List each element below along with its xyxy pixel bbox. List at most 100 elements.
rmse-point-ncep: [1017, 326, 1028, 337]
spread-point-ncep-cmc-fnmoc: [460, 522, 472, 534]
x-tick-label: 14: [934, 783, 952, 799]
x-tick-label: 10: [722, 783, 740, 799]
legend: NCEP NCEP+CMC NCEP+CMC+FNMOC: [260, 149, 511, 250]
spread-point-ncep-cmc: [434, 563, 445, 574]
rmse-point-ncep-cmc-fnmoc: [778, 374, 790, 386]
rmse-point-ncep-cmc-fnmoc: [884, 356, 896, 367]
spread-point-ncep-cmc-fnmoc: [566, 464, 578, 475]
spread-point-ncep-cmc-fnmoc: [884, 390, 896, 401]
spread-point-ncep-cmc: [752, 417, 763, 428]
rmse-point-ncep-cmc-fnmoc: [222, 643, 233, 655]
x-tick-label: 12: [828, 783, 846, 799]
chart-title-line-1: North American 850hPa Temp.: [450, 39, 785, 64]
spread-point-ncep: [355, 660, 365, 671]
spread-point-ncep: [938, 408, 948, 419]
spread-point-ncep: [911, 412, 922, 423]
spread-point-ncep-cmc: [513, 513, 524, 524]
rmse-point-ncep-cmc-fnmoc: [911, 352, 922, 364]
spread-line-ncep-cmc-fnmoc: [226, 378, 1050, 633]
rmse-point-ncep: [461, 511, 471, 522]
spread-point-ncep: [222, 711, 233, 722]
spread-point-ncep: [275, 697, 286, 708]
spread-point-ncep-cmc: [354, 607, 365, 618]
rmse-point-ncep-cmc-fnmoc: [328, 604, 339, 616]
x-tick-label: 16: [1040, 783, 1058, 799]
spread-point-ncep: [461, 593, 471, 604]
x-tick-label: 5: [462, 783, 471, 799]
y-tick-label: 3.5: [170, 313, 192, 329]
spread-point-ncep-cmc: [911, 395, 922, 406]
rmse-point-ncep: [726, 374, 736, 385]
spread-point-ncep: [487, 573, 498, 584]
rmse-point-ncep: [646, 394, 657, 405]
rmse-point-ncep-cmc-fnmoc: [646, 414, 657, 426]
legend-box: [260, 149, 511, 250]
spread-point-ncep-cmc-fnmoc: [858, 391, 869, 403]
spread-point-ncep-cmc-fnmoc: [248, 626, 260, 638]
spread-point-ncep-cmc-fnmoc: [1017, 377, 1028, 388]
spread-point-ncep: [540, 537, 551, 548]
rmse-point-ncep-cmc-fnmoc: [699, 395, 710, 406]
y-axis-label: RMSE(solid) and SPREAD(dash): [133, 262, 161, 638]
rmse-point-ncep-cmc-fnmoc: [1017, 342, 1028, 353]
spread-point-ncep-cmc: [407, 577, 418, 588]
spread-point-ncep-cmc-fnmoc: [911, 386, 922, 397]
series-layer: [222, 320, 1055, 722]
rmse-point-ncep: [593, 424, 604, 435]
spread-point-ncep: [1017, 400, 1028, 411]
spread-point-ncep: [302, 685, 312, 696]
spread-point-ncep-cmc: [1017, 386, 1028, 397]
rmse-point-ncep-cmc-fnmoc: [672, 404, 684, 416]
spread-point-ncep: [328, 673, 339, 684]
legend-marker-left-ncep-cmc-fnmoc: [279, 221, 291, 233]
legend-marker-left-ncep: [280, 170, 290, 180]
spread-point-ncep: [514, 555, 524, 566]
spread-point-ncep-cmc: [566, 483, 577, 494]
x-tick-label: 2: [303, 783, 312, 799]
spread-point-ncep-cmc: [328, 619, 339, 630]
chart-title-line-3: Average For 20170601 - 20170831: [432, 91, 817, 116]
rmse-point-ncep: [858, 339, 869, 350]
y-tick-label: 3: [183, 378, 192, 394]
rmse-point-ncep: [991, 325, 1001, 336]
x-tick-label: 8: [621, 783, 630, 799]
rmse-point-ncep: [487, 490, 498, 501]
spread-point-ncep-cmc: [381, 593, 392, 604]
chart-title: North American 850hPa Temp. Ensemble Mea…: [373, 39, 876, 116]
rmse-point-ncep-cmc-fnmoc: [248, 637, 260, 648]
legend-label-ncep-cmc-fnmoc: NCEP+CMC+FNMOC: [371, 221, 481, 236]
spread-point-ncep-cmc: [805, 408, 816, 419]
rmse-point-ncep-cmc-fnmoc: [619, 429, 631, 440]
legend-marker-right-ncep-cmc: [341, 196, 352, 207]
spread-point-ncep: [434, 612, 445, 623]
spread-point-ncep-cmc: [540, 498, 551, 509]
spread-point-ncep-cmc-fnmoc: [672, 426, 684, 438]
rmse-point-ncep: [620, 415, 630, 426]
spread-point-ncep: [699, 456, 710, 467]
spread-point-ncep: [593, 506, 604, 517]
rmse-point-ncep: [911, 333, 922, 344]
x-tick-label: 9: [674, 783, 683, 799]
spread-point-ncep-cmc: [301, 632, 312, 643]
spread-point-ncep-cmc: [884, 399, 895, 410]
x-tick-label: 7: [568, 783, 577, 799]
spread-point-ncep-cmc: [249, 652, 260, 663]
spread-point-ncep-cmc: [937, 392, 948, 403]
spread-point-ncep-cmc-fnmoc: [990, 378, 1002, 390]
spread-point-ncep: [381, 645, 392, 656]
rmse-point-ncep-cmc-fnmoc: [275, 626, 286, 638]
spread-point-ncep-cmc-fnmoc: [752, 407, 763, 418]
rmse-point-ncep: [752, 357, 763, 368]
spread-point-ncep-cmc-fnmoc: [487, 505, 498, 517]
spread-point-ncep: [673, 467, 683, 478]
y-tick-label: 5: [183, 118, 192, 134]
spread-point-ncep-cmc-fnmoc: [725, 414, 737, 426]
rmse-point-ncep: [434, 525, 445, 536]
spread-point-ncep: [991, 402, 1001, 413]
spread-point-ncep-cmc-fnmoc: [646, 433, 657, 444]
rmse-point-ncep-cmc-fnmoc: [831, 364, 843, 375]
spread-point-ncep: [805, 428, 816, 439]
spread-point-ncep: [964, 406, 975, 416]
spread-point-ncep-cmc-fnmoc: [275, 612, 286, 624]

-- -- --

EXERCISE PROMPT
Copy the records above line for line, changing nothing.

EXERCISE ANSWER
List each element below along with its xyxy pixel bbox. List at most 100 elements.
rmse-point-ncep: [1017, 326, 1028, 337]
spread-point-ncep-cmc-fnmoc: [460, 522, 472, 534]
x-tick-label: 14: [934, 783, 952, 799]
x-tick-label: 10: [722, 783, 740, 799]
legend: NCEP NCEP+CMC NCEP+CMC+FNMOC: [260, 149, 511, 250]
spread-point-ncep-cmc: [434, 563, 445, 574]
rmse-point-ncep-cmc-fnmoc: [778, 374, 790, 386]
rmse-point-ncep-cmc-fnmoc: [884, 356, 896, 367]
spread-point-ncep-cmc-fnmoc: [566, 464, 578, 475]
spread-point-ncep-cmc-fnmoc: [884, 390, 896, 401]
spread-point-ncep-cmc: [752, 417, 763, 428]
rmse-point-ncep-cmc-fnmoc: [222, 643, 233, 655]
x-tick-label: 12: [828, 783, 846, 799]
chart-title-line-1: North American 850hPa Temp.: [450, 39, 785, 64]
spread-point-ncep: [355, 660, 365, 671]
spread-point-ncep: [938, 408, 948, 419]
spread-point-ncep: [911, 412, 922, 423]
spread-point-ncep-cmc: [513, 513, 524, 524]
rmse-point-ncep-cmc-fnmoc: [911, 352, 922, 364]
spread-line-ncep-cmc-fnmoc: [226, 378, 1050, 633]
rmse-point-ncep: [461, 511, 471, 522]
spread-point-ncep: [222, 711, 233, 722]
spread-point-ncep: [275, 697, 286, 708]
spread-point-ncep-cmc: [354, 607, 365, 618]
rmse-point-ncep-cmc-fnmoc: [328, 604, 339, 616]
x-tick-label: 16: [1040, 783, 1058, 799]
spread-point-ncep: [461, 593, 471, 604]
x-tick-label: 5: [462, 783, 471, 799]
y-tick-label: 3.5: [170, 313, 192, 329]
spread-point-ncep-cmc: [911, 395, 922, 406]
rmse-point-ncep: [726, 374, 736, 385]
spread-point-ncep: [487, 573, 498, 584]
rmse-point-ncep: [646, 394, 657, 405]
rmse-point-ncep-cmc-fnmoc: [646, 414, 657, 426]
legend-box: [260, 149, 511, 250]
spread-point-ncep-cmc-fnmoc: [858, 391, 869, 403]
spread-point-ncep-cmc-fnmoc: [248, 626, 260, 638]
spread-point-ncep-cmc-fnmoc: [1017, 377, 1028, 388]
spread-point-ncep: [540, 537, 551, 548]
rmse-point-ncep-cmc-fnmoc: [699, 395, 710, 406]
y-axis-label: RMSE(solid) and SPREAD(dash): [133, 262, 161, 638]
rmse-point-ncep-cmc-fnmoc: [1017, 342, 1028, 353]
spread-point-ncep-cmc: [407, 577, 418, 588]
spread-point-ncep-cmc-fnmoc: [911, 386, 922, 397]
series-layer: [222, 320, 1055, 722]
rmse-point-ncep: [593, 424, 604, 435]
spread-point-ncep: [1017, 400, 1028, 411]
spread-point-ncep: [302, 685, 312, 696]
spread-point-ncep-cmc: [1017, 386, 1028, 397]
rmse-point-ncep-cmc-fnmoc: [672, 404, 684, 416]
spread-point-ncep: [328, 673, 339, 684]
legend-marker-left-ncep-cmc-fnmoc: [279, 221, 291, 233]
legend-marker-left-ncep: [280, 170, 290, 180]
spread-point-ncep: [514, 555, 524, 566]
spread-point-ncep-cmc: [566, 483, 577, 494]
x-tick-label: 2: [303, 783, 312, 799]
spread-point-ncep-cmc: [328, 619, 339, 630]
chart-title-line-3: Average For 20170601 - 20170831: [432, 91, 817, 116]
rmse-point-ncep: [858, 339, 869, 350]
y-tick-label: 3: [183, 378, 192, 394]
rmse-point-ncep: [991, 325, 1001, 336]
x-tick-label: 8: [621, 783, 630, 799]
rmse-point-ncep: [487, 490, 498, 501]
spread-point-ncep-cmc: [381, 593, 392, 604]
chart-title: North American 850hPa Temp. Ensemble Mea…: [373, 39, 876, 116]
rmse-point-ncep-cmc-fnmoc: [248, 637, 260, 648]
legend-label-ncep-cmc-fnmoc: NCEP+CMC+FNMOC: [371, 221, 481, 236]
spread-point-ncep-cmc: [805, 408, 816, 419]
rmse-point-ncep-cmc-fnmoc: [619, 429, 631, 440]
legend-marker-right-ncep-cmc: [341, 196, 352, 207]
spread-point-ncep: [434, 612, 445, 623]
spread-point-ncep-cmc: [540, 498, 551, 509]
spread-point-ncep-cmc-fnmoc: [672, 426, 684, 438]
rmse-point-ncep: [620, 415, 630, 426]
spread-point-ncep: [699, 456, 710, 467]
spread-point-ncep: [593, 506, 604, 517]
rmse-point-ncep: [911, 333, 922, 344]
x-tick-label: 9: [674, 783, 683, 799]
spread-point-ncep-cmc: [301, 632, 312, 643]
spread-point-ncep-cmc: [884, 399, 895, 410]
x-tick-label: 7: [568, 783, 577, 799]
spread-point-ncep-cmc: [249, 652, 260, 663]
spread-point-ncep-cmc: [937, 392, 948, 403]
spread-point-ncep-cmc-fnmoc: [990, 378, 1002, 390]
spread-point-ncep: [381, 645, 392, 656]
rmse-point-ncep-cmc-fnmoc: [275, 626, 286, 638]
spread-point-ncep-cmc-fnmoc: [752, 407, 763, 418]
rmse-point-ncep: [752, 357, 763, 368]
spread-point-ncep-cmc-fnmoc: [487, 505, 498, 517]
spread-point-ncep: [673, 467, 683, 478]
y-tick-label: 5: [183, 118, 192, 134]
spread-point-ncep-cmc-fnmoc: [725, 414, 737, 426]
rmse-point-ncep: [434, 525, 445, 536]
spread-point-ncep: [991, 402, 1001, 413]
spread-point-ncep-cmc-fnmoc: [646, 433, 657, 444]
rmse-point-ncep-cmc-fnmoc: [831, 364, 843, 375]
spread-point-ncep: [805, 428, 816, 439]
spread-point-ncep: [964, 406, 975, 416]
spread-point-ncep-cmc-fnmoc: [275, 612, 286, 624]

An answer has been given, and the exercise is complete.